• [The exercise]:
Images must not appear in your copy; reproduce every other part of the records exactly.

(Data entries)
——

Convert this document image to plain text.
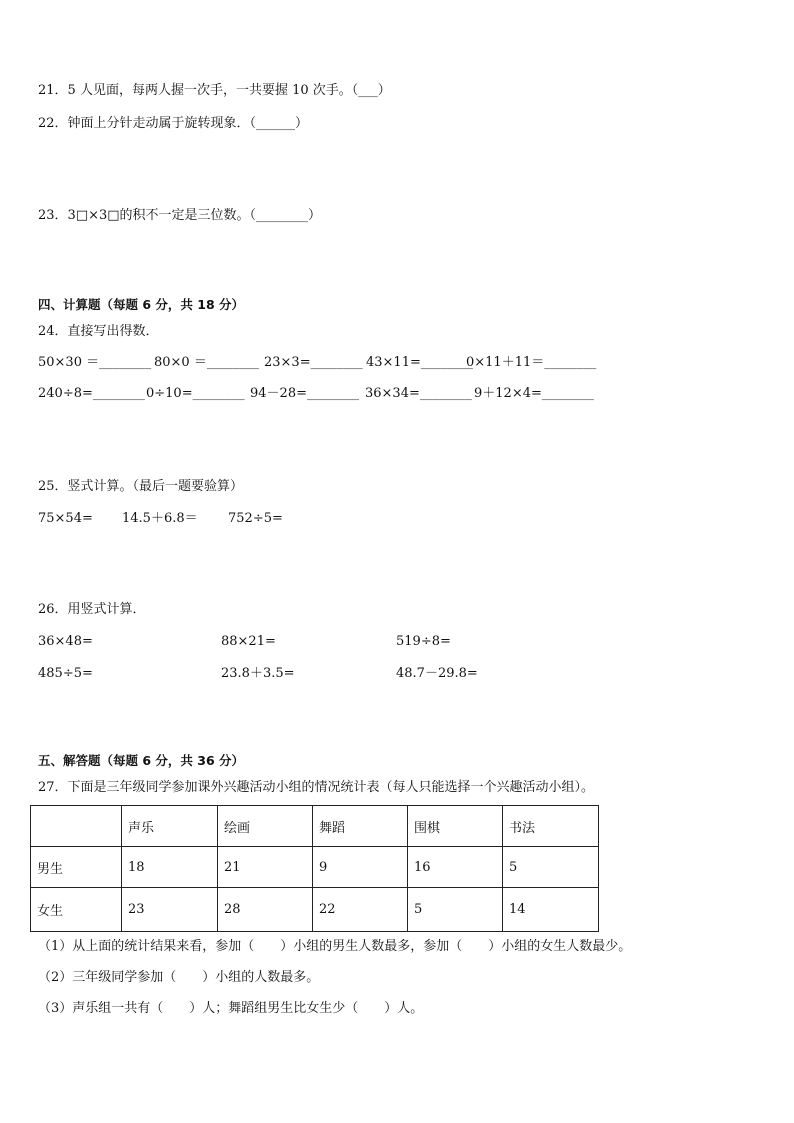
21．5 人见面，每两人握一次手，一共要握 10 次手。（___）
22．钟面上分针走动属于旋转现象．（______）
23．3□×3□的积不一定是三位数。（________）
四、计算题（每题 6 分，共 18 分）
24．直接写出得数．
50×30 ＝________ 80×0 ＝________ 23×3=________ 43×11=________
0×11＋11＝________
240÷8=________ 0÷10=________ 94－28=________ 36×34=________ 9＋12×4=________
25．竖式计算。（最后一题要验算）
75×54= 14.5＋6.8＝ 752÷5=
26．用竖式计算．
36×48=	88×21=	519÷8=
485÷5=	23.8＋3.5=	48.7－29.8=
五、解答题（每题 6 分，共 36 分）
27．下面是三年级同学参加课外兴趣活动小组的情况统计表（每人只能选择一个兴趣活动小组）。
	声乐	绘画	舞蹈	围棋	书法
男生	18	21	9	16	5
女生	23	28	22	5	14
（1）从上面的统计结果来看，参加（　　）小组的男生人数最多，参加（　　）小组的女生人数最少。
（2）三年级同学参加（　　）小组的人数最多。
（3）声乐组一共有（　　）人；舞蹈组男生比女生少（　　）人。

——

• [Answer in full]:
Convert this document image to plain text.
21．5 人见面，每两人握一次手，一共要握 10 次手。（___）
22．钟面上分针走动属于旋转现象．（______）
23．3□×3□的积不一定是三位数。（________）
四、计算题（每题 6 分，共 18 分）
24．直接写出得数．
50×30 ＝________ 80×0 ＝________ 23×3=________ 43×11=________
0×11＋11＝________
240÷8=________ 0÷10=________ 94－28=________ 36×34=________ 9＋12×4=________
25．竖式计算。（最后一题要验算）
75×54= 14.5＋6.8＝ 752÷5=
26．用竖式计算．
36×48=	88×21=	519÷8=
485÷5=	23.8＋3.5=	48.7－29.8=
五、解答题（每题 6 分，共 36 分）
27．下面是三年级同学参加课外兴趣活动小组的情况统计表（每人只能选择一个兴趣活动小组）。
	声乐	绘画	舞蹈	围棋	书法
男生	18	21	9	16	5
女生	23	28	22	5	14
（1）从上面的统计结果来看，参加（　　）小组的男生人数最多，参加（　　）小组的女生人数最少。
（2）三年级同学参加（　　）小组的人数最多。
（3）声乐组一共有（　　）人；舞蹈组男生比女生少（　　）人。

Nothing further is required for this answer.